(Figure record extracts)
____

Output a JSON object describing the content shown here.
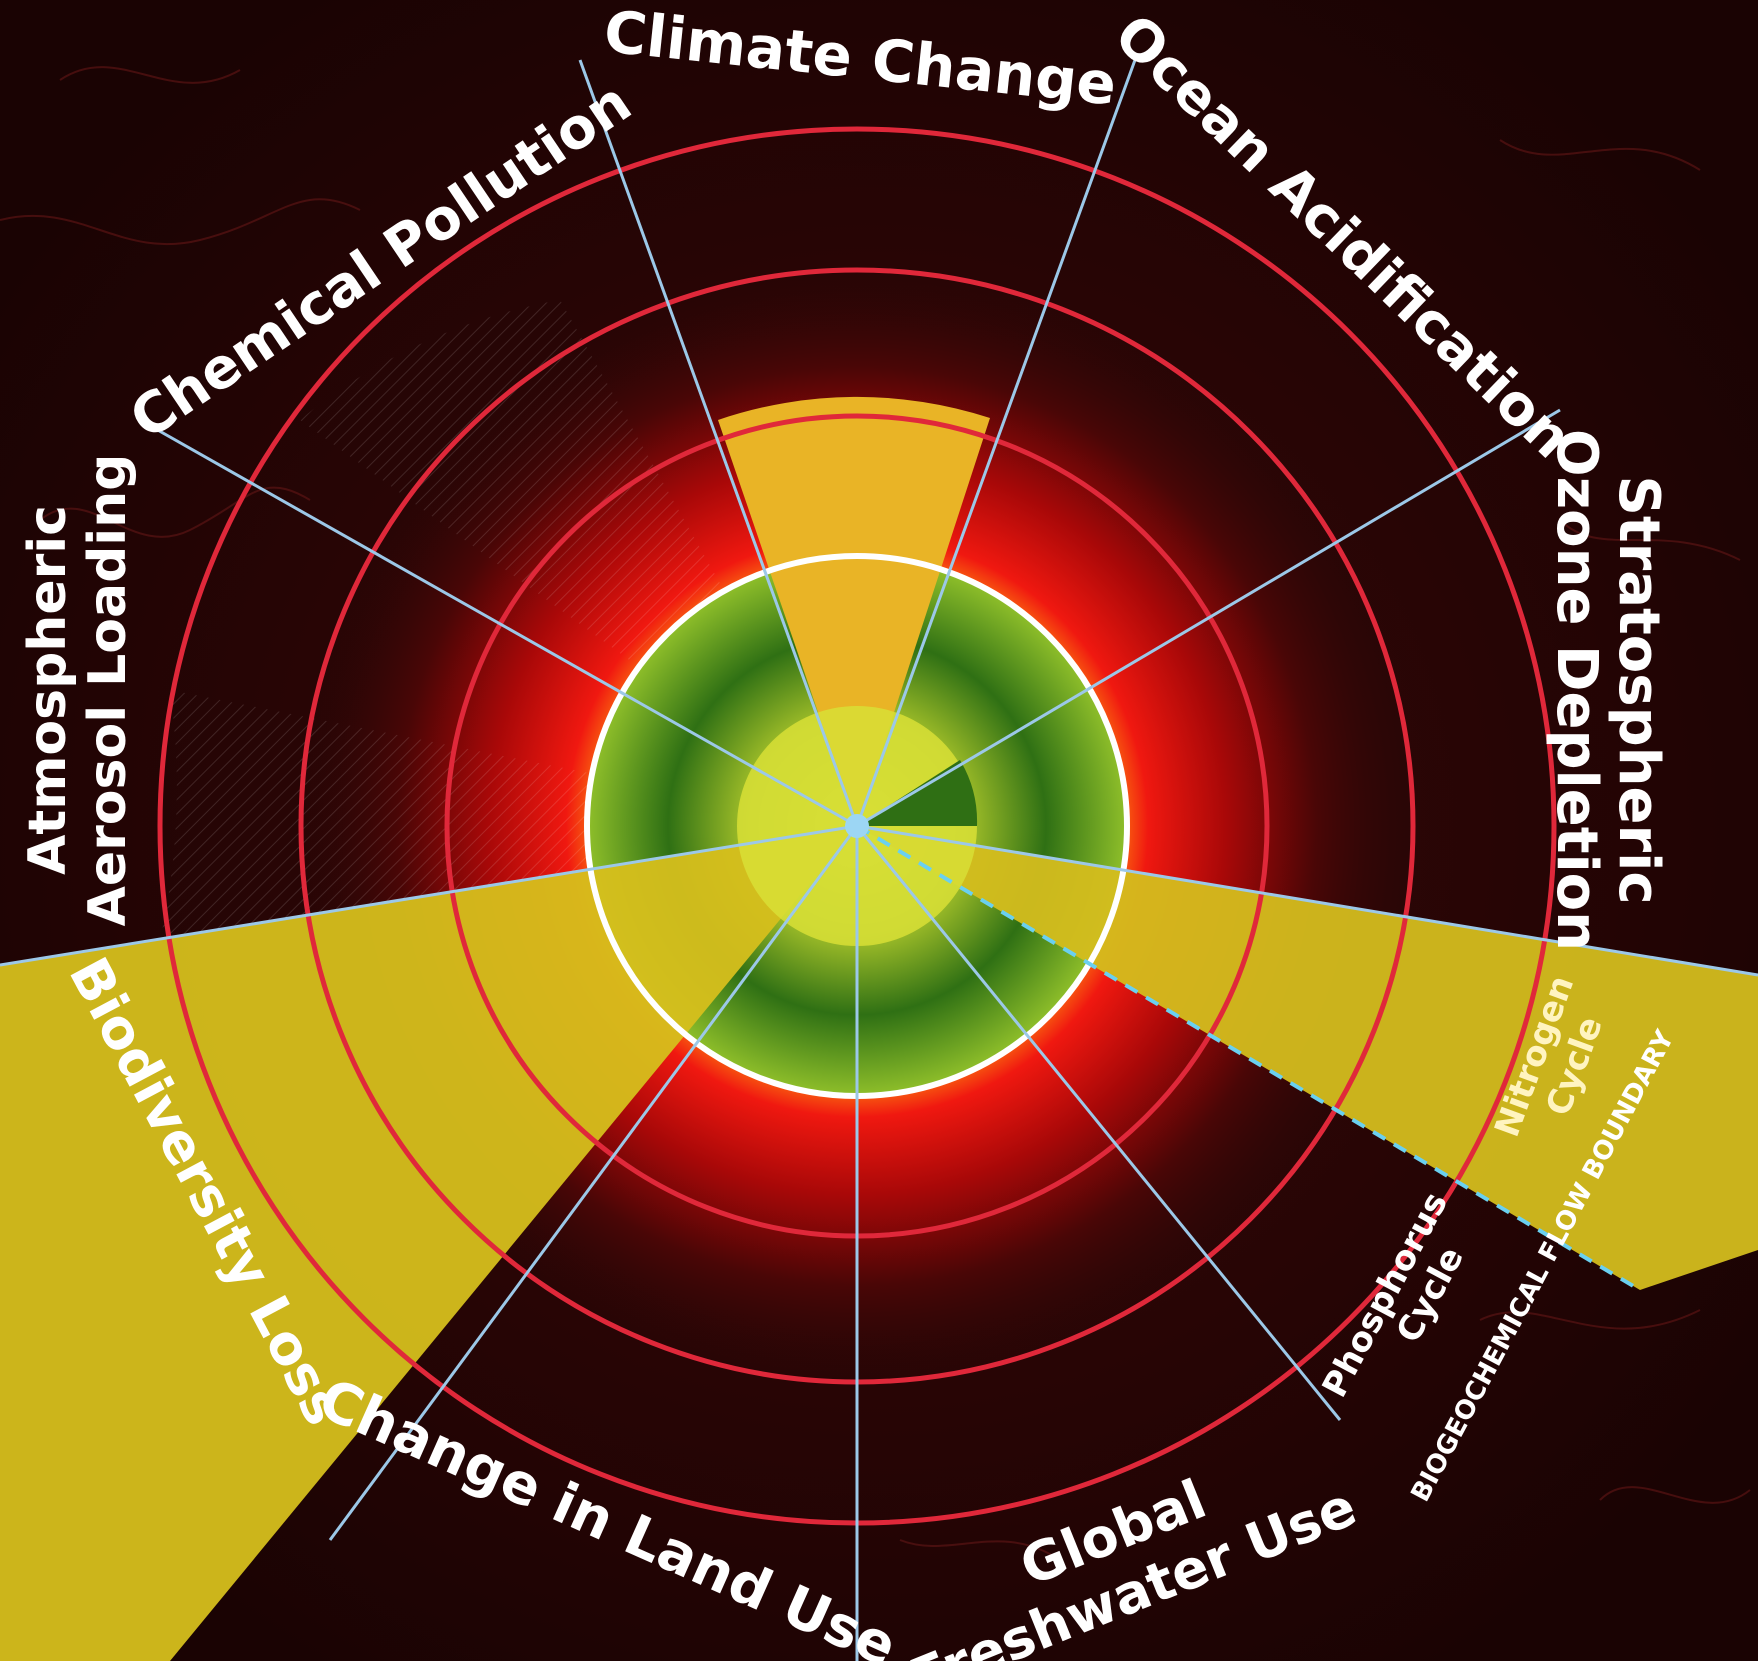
{
  "diagram": {
    "title": "",
    "boundaries": [
      {
        "key": "climate",
        "label": "Climate Change",
        "status": "exceeded"
      },
      {
        "key": "ocean",
        "label": "Ocean Acidification",
        "status": "within"
      },
      {
        "key": "ozone",
        "label": "Stratospheric Ozone Depletion",
        "status": "within"
      },
      {
        "key": "nitrogen",
        "label": "Nitrogen Cycle",
        "status": "exceeded"
      },
      {
        "key": "phosphorus",
        "label": "Phosphorus Cycle",
        "status": "within"
      },
      {
        "key": "freshwater",
        "label": "Global Freshwater Use",
        "status": "within"
      },
      {
        "key": "landuse",
        "label": "Change in Land Use",
        "status": "within"
      },
      {
        "key": "biodiversity",
        "label": "Biodiversity Loss",
        "status": "exceeded"
      },
      {
        "key": "aerosol",
        "label": "Atmospheric Aerosol Loading",
        "status": "not quantified"
      },
      {
        "key": "chemical",
        "label": "Chemical Pollution",
        "status": "not quantified"
      }
    ],
    "labels": {
      "climate": "Climate Change",
      "ocean": "Ocean Acidification",
      "ozone_line1": "Stratospheric",
      "ozone_line2": "Ozone Depletion",
      "nitrogen_line1": "Nitrogen",
      "nitrogen_line2": "Cycle",
      "phosphorus_line1": "Phosphorus",
      "phosphorus_line2": "Cycle",
      "biogeo": "BIOGEOCHEMICAL FLOW BOUNDARY",
      "freshwater_line1": "Global",
      "freshwater_line2": "Freshwater Use",
      "landuse": "Change in Land Use",
      "biodiversity": "Biodiversity Loss",
      "aerosol_line1": "Atmospheric",
      "aerosol_line2": "Aerosol Loading",
      "chemical": "Chemical Pollution"
    },
    "colors": {
      "background": "#2a0505",
      "danger_red": "#d81010",
      "ring_red": "#e0283a",
      "safe_green": "#3f8a1c",
      "exceeded_yellow": "#d8c21e",
      "spoke_blue": "#9cc8e8",
      "boundary_white": "#ffffff"
    }
  }
}
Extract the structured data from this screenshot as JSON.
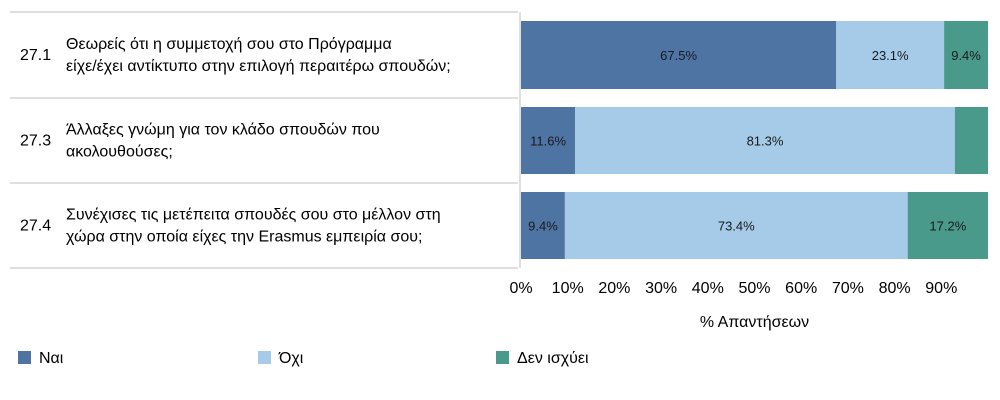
{
  "chart_data": {
    "type": "bar",
    "orientation": "horizontal",
    "stacked": true,
    "rows": [
      {
        "id": "27.1",
        "lines": [
          "Θεωρείς ότι η συμμετοχή σου στο Πρόγραμμα",
          "είχε/έχει αντίκτυπο στην επιλογή περαιτέρω σπουδών;"
        ]
      },
      {
        "id": "27.3",
        "lines": [
          "Άλλαξες γνώμη για τον κλάδο σπουδών που",
          "ακολουθούσες;"
        ]
      },
      {
        "id": "27.4",
        "lines": [
          "Συνέχισες τις μετέπειτα σπουδές σου στο μέλλον στη",
          "χώρα στην οποία είχες την Erasmus εμπειρία σου;"
        ]
      }
    ],
    "series": [
      {
        "name": "Ναι",
        "color": "#4e74a4",
        "values": [
          67.5,
          11.6,
          9.4
        ],
        "labels": [
          "67.5%",
          "11.6%",
          "9.4%"
        ]
      },
      {
        "name": "Όχι",
        "color": "#a5cbe8",
        "values": [
          23.1,
          81.3,
          73.4
        ],
        "labels": [
          "23.1%",
          "81.3%",
          "73.4%"
        ]
      },
      {
        "name": "Δεν ισχύει",
        "color": "#4a9a8c",
        "values": [
          9.4,
          7.1,
          17.2
        ],
        "labels": [
          "9.4%",
          "",
          "17.2%"
        ]
      }
    ],
    "xlim": [
      0,
      100
    ],
    "x_ticks": [
      "0%",
      "10%",
      "20%",
      "30%",
      "40%",
      "50%",
      "60%",
      "70%",
      "80%",
      "90%"
    ],
    "xlabel": "% Απαντήσεων",
    "legend_position": "bottom"
  }
}
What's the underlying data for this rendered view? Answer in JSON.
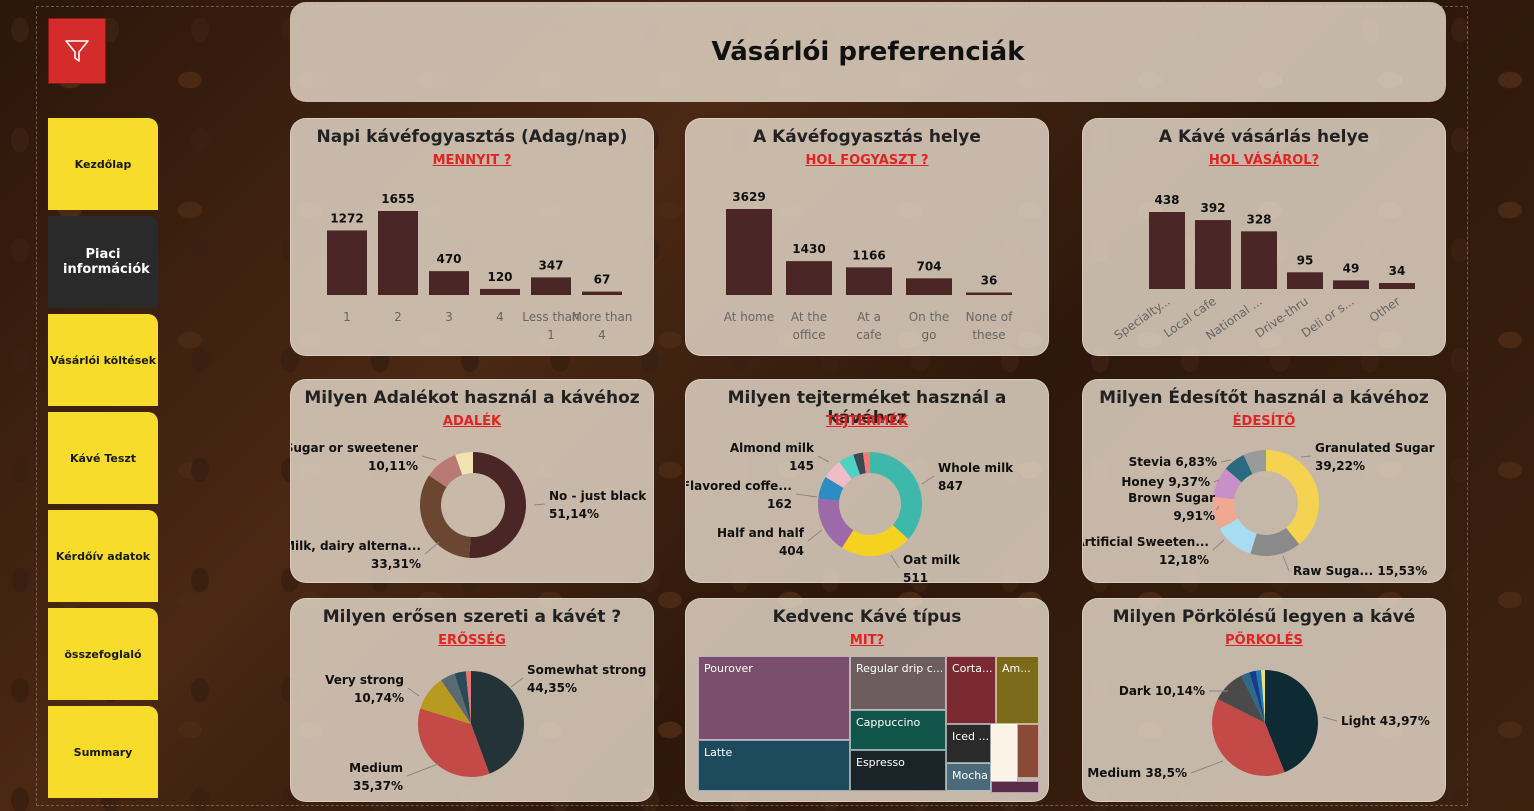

____

(Stated goal)
Respond with the number of lines containing "Depletion" and no additional words.

(Response)
2